### PROBLEM
Copy the entries below word for word, leaving out the pictures.

### DATA EXTRACT

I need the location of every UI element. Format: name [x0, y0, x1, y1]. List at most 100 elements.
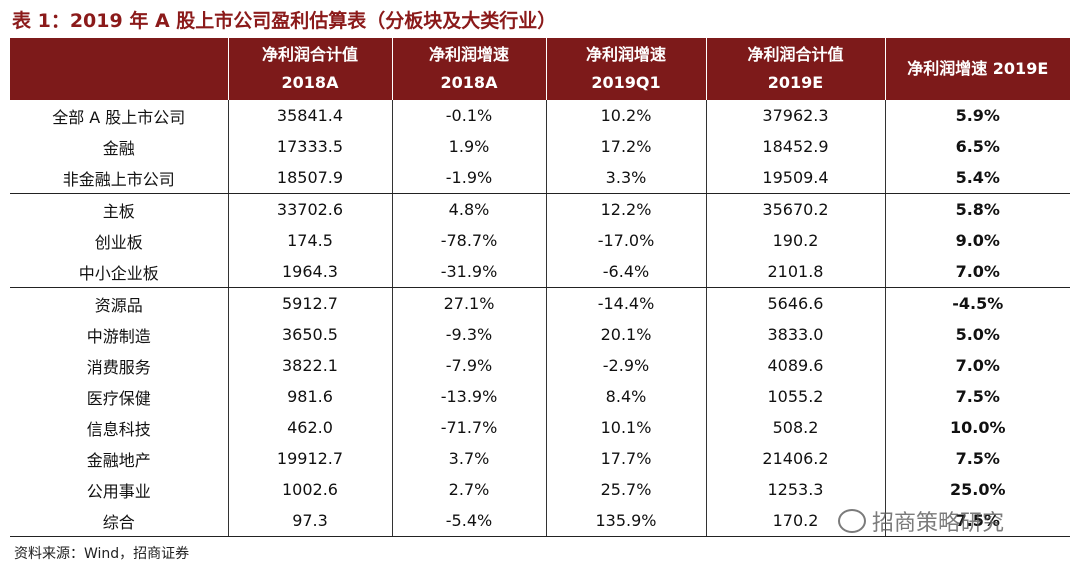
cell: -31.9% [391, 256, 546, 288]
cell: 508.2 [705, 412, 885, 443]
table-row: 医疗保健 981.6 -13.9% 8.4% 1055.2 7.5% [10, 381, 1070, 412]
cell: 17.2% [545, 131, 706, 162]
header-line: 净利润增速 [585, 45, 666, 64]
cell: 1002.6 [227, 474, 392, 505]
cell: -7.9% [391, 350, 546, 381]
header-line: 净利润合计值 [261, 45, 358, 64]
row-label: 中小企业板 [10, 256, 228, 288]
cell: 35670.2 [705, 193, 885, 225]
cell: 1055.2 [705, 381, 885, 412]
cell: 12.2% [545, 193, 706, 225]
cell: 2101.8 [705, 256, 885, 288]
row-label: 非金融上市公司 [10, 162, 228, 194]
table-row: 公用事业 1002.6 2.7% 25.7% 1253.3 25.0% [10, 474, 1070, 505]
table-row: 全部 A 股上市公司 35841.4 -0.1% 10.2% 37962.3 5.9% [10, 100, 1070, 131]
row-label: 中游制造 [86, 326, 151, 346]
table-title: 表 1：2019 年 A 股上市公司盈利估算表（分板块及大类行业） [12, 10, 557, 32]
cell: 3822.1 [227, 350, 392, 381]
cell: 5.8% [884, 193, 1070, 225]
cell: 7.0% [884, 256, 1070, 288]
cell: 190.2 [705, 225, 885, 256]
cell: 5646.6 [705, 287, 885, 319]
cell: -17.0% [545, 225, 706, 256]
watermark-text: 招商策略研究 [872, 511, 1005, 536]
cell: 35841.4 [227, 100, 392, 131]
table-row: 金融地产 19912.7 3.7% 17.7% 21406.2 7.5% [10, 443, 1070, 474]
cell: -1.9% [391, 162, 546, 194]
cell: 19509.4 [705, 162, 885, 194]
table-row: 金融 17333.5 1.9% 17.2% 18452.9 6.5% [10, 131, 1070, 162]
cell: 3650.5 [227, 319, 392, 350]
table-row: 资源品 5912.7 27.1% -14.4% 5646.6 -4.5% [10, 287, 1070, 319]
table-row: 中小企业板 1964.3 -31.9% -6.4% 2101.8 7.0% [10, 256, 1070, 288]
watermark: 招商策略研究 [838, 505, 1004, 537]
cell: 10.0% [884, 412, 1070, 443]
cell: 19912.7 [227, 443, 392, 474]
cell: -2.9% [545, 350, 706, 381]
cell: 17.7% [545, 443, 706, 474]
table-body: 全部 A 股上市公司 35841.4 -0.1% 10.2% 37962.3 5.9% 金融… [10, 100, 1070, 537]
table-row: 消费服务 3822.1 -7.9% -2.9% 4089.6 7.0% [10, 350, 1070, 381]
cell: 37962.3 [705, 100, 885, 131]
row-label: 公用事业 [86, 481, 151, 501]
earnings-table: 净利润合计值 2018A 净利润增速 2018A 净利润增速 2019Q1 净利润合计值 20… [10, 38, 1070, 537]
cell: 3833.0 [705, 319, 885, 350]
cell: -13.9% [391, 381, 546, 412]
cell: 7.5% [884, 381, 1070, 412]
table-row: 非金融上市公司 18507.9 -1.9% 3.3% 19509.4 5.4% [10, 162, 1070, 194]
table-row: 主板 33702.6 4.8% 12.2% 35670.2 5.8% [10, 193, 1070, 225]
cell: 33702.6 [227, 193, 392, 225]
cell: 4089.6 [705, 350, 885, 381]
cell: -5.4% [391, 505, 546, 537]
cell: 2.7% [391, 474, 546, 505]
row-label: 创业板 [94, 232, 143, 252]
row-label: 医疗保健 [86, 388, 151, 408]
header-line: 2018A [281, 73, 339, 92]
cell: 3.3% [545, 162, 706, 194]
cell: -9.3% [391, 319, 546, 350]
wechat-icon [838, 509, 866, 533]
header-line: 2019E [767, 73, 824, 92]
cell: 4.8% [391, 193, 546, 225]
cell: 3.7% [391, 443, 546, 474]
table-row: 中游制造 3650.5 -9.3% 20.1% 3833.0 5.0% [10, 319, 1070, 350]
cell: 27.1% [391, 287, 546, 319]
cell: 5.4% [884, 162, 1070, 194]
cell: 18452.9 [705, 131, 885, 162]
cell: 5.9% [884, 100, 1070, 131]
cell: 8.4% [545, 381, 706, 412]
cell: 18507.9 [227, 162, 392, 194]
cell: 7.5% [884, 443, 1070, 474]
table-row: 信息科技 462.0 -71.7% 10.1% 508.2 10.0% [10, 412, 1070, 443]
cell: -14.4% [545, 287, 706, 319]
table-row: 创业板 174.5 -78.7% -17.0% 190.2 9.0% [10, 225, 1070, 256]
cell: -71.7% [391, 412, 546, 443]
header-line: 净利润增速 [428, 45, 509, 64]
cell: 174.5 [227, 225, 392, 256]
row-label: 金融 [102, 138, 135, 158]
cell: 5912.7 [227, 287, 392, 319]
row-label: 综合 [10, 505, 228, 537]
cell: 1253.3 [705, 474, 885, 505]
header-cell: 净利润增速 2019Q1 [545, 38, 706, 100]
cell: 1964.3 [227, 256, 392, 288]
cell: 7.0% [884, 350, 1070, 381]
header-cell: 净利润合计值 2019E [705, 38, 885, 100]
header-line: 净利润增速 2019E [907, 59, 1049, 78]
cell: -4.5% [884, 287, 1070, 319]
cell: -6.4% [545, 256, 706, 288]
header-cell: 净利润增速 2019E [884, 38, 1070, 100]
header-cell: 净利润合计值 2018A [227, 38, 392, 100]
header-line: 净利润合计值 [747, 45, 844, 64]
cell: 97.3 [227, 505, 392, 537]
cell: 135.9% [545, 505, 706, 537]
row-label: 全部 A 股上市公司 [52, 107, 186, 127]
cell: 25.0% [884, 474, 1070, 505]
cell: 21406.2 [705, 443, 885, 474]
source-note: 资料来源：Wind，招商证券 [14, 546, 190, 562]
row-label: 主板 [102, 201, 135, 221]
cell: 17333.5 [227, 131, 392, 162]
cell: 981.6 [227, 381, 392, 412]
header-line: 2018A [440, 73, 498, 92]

### THE ANSWER
I need the location of every UI element. Format: name [x0, y0, x1, y1]. List at most 100 elements.
cell: -31.9% [391, 256, 546, 288]
cell: 508.2 [705, 412, 885, 443]
table-row: 医疗保健 981.6 -13.9% 8.4% 1055.2 7.5% [10, 381, 1070, 412]
cell: 17.2% [545, 131, 706, 162]
header-line: 净利润增速 [585, 45, 666, 64]
cell: 1002.6 [227, 474, 392, 505]
cell: -7.9% [391, 350, 546, 381]
header-line: 净利润合计值 [261, 45, 358, 64]
row-label: 中小企业板 [10, 256, 228, 288]
cell: 35670.2 [705, 193, 885, 225]
cell: 1055.2 [705, 381, 885, 412]
cell: 12.2% [545, 193, 706, 225]
cell: 2101.8 [705, 256, 885, 288]
row-label: 非金融上市公司 [10, 162, 228, 194]
table-row: 公用事业 1002.6 2.7% 25.7% 1253.3 25.0% [10, 474, 1070, 505]
table-row: 全部 A 股上市公司 35841.4 -0.1% 10.2% 37962.3 5.9% [10, 100, 1070, 131]
row-label: 中游制造 [86, 326, 151, 346]
table-title: 表 1：2019 年 A 股上市公司盈利估算表（分板块及大类行业） [12, 10, 557, 32]
cell: 3822.1 [227, 350, 392, 381]
cell: 5.8% [884, 193, 1070, 225]
cell: 7.0% [884, 256, 1070, 288]
cell: 190.2 [705, 225, 885, 256]
cell: 5646.6 [705, 287, 885, 319]
cell: -17.0% [545, 225, 706, 256]
watermark-text: 招商策略研究 [872, 511, 1005, 536]
cell: 35841.4 [227, 100, 392, 131]
table-row: 金融地产 19912.7 3.7% 17.7% 21406.2 7.5% [10, 443, 1070, 474]
cell: -1.9% [391, 162, 546, 194]
cell: 19509.4 [705, 162, 885, 194]
table-row: 金融 17333.5 1.9% 17.2% 18452.9 6.5% [10, 131, 1070, 162]
cell: 3650.5 [227, 319, 392, 350]
table-row: 资源品 5912.7 27.1% -14.4% 5646.6 -4.5% [10, 287, 1070, 319]
table-row: 中小企业板 1964.3 -31.9% -6.4% 2101.8 7.0% [10, 256, 1070, 288]
watermark: 招商策略研究 [838, 505, 1004, 537]
cell: 10.0% [884, 412, 1070, 443]
cell: 19912.7 [227, 443, 392, 474]
cell: -2.9% [545, 350, 706, 381]
cell: 17.7% [545, 443, 706, 474]
table-body: 全部 A 股上市公司 35841.4 -0.1% 10.2% 37962.3 5.9% 金融… [10, 100, 1070, 537]
table-row: 消费服务 3822.1 -7.9% -2.9% 4089.6 7.0% [10, 350, 1070, 381]
cell: 37962.3 [705, 100, 885, 131]
row-label: 公用事业 [86, 481, 151, 501]
earnings-table: 净利润合计值 2018A 净利润增速 2018A 净利润增速 2019Q1 净利润合计值 20… [10, 38, 1070, 537]
cell: 3833.0 [705, 319, 885, 350]
cell: -13.9% [391, 381, 546, 412]
cell: 7.5% [884, 381, 1070, 412]
table-row: 非金融上市公司 18507.9 -1.9% 3.3% 19509.4 5.4% [10, 162, 1070, 194]
table-row: 主板 33702.6 4.8% 12.2% 35670.2 5.8% [10, 193, 1070, 225]
cell: 33702.6 [227, 193, 392, 225]
cell: 4089.6 [705, 350, 885, 381]
cell: -5.4% [391, 505, 546, 537]
cell: 2.7% [391, 474, 546, 505]
row-label: 创业板 [94, 232, 143, 252]
row-label: 医疗保健 [86, 388, 151, 408]
header-line: 2018A [281, 73, 339, 92]
cell: 3.3% [545, 162, 706, 194]
cell: -9.3% [391, 319, 546, 350]
wechat-icon [838, 509, 866, 533]
header-line: 2019E [767, 73, 824, 92]
cell: 4.8% [391, 193, 546, 225]
cell: 3.7% [391, 443, 546, 474]
table-row: 中游制造 3650.5 -9.3% 20.1% 3833.0 5.0% [10, 319, 1070, 350]
cell: 27.1% [391, 287, 546, 319]
cell: 5.4% [884, 162, 1070, 194]
cell: 18452.9 [705, 131, 885, 162]
cell: 5.9% [884, 100, 1070, 131]
cell: 8.4% [545, 381, 706, 412]
cell: 18507.9 [227, 162, 392, 194]
cell: 7.5% [884, 443, 1070, 474]
table-row: 信息科技 462.0 -71.7% 10.1% 508.2 10.0% [10, 412, 1070, 443]
cell: -14.4% [545, 287, 706, 319]
table-row: 创业板 174.5 -78.7% -17.0% 190.2 9.0% [10, 225, 1070, 256]
cell: -71.7% [391, 412, 546, 443]
header-line: 净利润增速 [428, 45, 509, 64]
cell: 174.5 [227, 225, 392, 256]
row-label: 金融 [102, 138, 135, 158]
cell: 5912.7 [227, 287, 392, 319]
row-label: 综合 [10, 505, 228, 537]
cell: 1253.3 [705, 474, 885, 505]
header-cell: 净利润增速 2019Q1 [545, 38, 706, 100]
cell: 1964.3 [227, 256, 392, 288]
cell: 7.0% [884, 350, 1070, 381]
header-cell: 净利润合计值 2019E [705, 38, 885, 100]
header-line: 净利润增速 2019E [907, 59, 1049, 78]
cell: -4.5% [884, 287, 1070, 319]
cell: -6.4% [545, 256, 706, 288]
header-cell: 净利润增速 2019E [884, 38, 1070, 100]
header-cell: 净利润合计值 2018A [227, 38, 392, 100]
header-line: 净利润合计值 [747, 45, 844, 64]
cell: 97.3 [227, 505, 392, 537]
cell: 135.9% [545, 505, 706, 537]
row-label: 全部 A 股上市公司 [52, 107, 186, 127]
cell: 25.0% [884, 474, 1070, 505]
cell: 21406.2 [705, 443, 885, 474]
source-note: 资料来源：Wind，招商证券 [14, 546, 190, 562]
row-label: 主板 [102, 201, 135, 221]
cell: 17333.5 [227, 131, 392, 162]
cell: 981.6 [227, 381, 392, 412]
header-line: 2018A [440, 73, 498, 92]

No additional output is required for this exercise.